→ Work to be completed
Gather all lines from the material that contain the word "Cover".

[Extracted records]
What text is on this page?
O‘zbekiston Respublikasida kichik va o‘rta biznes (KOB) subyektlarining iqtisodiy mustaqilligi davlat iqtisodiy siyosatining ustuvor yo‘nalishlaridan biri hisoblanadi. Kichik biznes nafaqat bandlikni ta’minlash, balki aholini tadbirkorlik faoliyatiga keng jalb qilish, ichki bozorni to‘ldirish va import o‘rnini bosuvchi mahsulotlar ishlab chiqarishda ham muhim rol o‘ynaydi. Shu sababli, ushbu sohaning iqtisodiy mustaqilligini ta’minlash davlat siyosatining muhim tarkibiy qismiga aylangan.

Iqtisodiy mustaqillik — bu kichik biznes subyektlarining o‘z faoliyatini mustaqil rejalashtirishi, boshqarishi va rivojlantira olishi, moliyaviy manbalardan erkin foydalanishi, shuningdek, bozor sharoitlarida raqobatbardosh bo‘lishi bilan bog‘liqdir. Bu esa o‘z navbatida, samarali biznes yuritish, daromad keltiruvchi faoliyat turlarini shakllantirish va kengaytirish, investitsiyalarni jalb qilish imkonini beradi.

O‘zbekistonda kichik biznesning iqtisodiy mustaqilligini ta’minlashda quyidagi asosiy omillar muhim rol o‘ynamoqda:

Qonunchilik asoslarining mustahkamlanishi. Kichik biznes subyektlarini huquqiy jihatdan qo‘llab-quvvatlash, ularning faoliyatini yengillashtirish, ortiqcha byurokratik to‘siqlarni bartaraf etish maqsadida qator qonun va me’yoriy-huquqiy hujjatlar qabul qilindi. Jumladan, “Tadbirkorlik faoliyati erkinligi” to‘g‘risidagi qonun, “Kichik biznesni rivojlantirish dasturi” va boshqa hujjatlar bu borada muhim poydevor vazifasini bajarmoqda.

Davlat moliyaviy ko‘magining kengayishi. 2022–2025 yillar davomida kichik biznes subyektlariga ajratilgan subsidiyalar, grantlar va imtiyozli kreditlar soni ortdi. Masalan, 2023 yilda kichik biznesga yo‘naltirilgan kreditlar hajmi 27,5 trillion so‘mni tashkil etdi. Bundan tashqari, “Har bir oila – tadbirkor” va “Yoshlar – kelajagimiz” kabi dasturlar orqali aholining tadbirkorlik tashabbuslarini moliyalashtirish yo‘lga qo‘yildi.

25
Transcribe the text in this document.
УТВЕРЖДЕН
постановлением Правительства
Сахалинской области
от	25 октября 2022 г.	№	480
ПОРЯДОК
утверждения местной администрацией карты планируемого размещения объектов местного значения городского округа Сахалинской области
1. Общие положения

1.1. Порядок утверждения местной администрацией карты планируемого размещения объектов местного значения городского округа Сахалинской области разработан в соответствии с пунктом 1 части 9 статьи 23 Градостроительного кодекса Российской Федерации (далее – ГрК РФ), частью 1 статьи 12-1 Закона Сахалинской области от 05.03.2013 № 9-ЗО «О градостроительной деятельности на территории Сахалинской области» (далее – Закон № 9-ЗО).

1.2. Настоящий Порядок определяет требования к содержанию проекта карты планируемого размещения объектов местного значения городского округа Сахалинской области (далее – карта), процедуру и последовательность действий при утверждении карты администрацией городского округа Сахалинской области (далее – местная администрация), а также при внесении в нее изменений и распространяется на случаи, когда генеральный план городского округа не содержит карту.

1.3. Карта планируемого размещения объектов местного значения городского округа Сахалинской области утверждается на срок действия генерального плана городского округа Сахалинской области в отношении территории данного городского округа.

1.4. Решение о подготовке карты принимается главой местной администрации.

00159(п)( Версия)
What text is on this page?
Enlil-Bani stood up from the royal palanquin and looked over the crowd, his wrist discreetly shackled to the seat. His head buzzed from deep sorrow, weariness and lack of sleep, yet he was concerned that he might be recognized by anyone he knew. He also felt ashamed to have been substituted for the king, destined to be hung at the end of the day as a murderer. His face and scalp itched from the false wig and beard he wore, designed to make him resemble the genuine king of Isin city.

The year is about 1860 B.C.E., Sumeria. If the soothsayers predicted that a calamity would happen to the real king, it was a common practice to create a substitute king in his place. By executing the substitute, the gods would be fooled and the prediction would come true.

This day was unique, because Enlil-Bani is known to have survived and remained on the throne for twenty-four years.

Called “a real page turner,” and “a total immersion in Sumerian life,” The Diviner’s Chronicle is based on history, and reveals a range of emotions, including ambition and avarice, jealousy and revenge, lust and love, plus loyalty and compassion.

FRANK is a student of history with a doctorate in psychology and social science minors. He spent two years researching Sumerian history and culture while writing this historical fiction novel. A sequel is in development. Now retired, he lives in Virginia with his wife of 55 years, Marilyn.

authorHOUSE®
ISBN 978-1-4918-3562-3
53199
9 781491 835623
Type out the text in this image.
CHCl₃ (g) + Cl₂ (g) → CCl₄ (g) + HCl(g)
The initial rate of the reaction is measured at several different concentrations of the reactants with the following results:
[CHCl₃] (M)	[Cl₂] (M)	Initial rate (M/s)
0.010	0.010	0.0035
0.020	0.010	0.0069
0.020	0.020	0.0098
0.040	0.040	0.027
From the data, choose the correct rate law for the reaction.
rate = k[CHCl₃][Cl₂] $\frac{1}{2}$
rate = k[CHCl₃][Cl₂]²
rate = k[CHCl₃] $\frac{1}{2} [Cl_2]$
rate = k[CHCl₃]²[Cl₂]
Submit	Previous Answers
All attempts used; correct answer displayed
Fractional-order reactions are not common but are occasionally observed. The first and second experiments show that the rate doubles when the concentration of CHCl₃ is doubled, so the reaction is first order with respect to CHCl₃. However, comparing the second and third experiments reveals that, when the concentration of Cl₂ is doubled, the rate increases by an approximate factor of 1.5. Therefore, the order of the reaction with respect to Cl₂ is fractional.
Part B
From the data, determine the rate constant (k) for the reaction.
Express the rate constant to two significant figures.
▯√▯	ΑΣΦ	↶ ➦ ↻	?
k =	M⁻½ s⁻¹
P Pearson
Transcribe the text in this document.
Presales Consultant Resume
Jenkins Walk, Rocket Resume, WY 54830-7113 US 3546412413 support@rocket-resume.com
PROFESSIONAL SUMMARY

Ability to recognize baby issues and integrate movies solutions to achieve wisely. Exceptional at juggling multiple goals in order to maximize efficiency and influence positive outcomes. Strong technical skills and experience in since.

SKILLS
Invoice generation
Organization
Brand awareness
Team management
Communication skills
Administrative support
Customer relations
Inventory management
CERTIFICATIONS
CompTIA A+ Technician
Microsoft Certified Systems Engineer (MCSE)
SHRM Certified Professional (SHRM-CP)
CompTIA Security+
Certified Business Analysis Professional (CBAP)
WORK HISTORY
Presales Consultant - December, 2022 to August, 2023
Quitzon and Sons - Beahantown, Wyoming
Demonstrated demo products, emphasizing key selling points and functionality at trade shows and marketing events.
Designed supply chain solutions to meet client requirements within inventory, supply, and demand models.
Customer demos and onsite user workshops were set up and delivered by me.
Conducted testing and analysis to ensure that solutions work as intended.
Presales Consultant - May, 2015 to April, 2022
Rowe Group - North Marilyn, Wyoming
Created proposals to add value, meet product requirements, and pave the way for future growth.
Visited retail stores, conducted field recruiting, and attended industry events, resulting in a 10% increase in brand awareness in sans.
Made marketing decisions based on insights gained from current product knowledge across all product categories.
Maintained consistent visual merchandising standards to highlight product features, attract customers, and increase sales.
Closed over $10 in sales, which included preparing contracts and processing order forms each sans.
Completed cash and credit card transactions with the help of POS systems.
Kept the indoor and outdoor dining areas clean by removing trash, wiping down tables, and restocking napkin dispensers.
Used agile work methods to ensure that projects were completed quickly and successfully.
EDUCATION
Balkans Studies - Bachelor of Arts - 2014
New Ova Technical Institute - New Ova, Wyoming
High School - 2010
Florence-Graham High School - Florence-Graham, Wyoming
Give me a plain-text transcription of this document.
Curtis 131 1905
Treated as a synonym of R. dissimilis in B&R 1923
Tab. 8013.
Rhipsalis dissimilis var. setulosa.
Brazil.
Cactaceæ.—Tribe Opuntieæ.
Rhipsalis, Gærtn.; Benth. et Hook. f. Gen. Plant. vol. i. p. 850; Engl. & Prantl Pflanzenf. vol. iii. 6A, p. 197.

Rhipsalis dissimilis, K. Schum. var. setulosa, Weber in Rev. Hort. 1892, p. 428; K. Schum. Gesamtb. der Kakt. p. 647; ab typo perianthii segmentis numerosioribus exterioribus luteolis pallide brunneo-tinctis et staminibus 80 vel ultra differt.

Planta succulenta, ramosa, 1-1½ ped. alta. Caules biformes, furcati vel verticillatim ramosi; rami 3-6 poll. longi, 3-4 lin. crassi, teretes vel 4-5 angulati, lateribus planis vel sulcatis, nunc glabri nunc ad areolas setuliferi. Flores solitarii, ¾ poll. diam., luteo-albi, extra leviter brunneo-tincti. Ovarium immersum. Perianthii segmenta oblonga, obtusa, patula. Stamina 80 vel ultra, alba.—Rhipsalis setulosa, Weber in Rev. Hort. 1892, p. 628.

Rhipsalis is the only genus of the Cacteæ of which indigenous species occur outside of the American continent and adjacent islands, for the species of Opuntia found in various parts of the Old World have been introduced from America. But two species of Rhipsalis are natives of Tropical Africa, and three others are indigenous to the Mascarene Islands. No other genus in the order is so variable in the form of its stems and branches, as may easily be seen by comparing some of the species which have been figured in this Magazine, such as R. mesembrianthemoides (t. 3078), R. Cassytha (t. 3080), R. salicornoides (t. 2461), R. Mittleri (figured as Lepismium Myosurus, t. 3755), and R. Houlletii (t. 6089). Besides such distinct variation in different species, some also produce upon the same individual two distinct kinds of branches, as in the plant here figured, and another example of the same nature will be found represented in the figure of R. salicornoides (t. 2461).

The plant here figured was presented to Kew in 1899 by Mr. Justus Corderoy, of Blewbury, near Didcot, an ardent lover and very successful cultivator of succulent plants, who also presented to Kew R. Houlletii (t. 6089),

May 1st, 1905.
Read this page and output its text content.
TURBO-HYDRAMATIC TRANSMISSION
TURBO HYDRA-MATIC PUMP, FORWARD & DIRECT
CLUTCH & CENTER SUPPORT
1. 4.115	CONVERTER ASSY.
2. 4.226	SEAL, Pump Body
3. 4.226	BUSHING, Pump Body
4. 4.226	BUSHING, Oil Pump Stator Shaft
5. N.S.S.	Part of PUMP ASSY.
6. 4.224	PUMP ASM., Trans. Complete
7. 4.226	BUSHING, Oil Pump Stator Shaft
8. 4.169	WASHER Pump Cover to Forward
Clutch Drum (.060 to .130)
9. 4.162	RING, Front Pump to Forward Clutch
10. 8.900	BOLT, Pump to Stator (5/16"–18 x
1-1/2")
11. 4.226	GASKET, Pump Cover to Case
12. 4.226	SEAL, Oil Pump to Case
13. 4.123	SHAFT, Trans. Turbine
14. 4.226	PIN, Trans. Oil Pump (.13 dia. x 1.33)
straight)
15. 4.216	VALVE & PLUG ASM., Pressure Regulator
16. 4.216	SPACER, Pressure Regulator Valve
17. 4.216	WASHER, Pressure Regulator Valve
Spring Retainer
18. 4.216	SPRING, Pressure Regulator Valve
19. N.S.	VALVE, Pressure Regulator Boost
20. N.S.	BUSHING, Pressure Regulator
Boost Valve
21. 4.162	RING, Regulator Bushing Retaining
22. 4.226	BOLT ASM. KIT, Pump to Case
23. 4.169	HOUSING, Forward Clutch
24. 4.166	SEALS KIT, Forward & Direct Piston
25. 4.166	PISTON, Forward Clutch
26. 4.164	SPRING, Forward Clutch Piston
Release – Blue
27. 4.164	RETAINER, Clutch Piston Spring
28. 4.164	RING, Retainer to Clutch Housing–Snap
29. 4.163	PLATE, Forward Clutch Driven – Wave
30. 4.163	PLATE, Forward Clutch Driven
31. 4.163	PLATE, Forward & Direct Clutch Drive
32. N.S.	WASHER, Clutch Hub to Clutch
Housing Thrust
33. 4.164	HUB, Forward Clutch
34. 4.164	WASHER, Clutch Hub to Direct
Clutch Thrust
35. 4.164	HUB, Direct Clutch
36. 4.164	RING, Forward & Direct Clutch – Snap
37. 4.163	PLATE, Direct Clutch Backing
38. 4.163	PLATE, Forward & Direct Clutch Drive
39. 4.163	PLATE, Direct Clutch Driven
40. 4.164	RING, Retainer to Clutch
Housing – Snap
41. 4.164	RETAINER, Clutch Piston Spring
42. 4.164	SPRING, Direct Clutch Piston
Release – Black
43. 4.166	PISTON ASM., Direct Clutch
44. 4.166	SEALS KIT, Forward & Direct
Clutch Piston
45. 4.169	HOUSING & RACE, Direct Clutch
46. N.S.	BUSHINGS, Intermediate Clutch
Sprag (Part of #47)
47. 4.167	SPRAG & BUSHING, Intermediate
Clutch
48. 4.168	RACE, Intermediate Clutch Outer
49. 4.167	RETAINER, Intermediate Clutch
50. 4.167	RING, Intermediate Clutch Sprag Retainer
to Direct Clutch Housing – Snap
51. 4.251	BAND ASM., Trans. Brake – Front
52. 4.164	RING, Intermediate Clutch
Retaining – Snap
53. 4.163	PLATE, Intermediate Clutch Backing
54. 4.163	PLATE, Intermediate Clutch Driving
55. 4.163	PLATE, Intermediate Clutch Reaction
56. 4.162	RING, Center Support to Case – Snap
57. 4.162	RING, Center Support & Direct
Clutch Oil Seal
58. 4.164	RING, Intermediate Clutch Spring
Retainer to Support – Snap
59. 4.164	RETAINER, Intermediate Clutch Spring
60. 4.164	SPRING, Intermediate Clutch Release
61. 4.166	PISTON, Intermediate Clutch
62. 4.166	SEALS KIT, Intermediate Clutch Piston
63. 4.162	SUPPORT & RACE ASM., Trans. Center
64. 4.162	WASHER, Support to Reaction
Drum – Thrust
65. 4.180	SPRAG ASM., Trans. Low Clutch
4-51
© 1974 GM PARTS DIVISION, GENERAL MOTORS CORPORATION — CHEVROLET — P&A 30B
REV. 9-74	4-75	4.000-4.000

→ Output of the task
8. 4.169	WASHER Pump Cover to Forward
11. 4.226	GASKET, Pump Cover to Case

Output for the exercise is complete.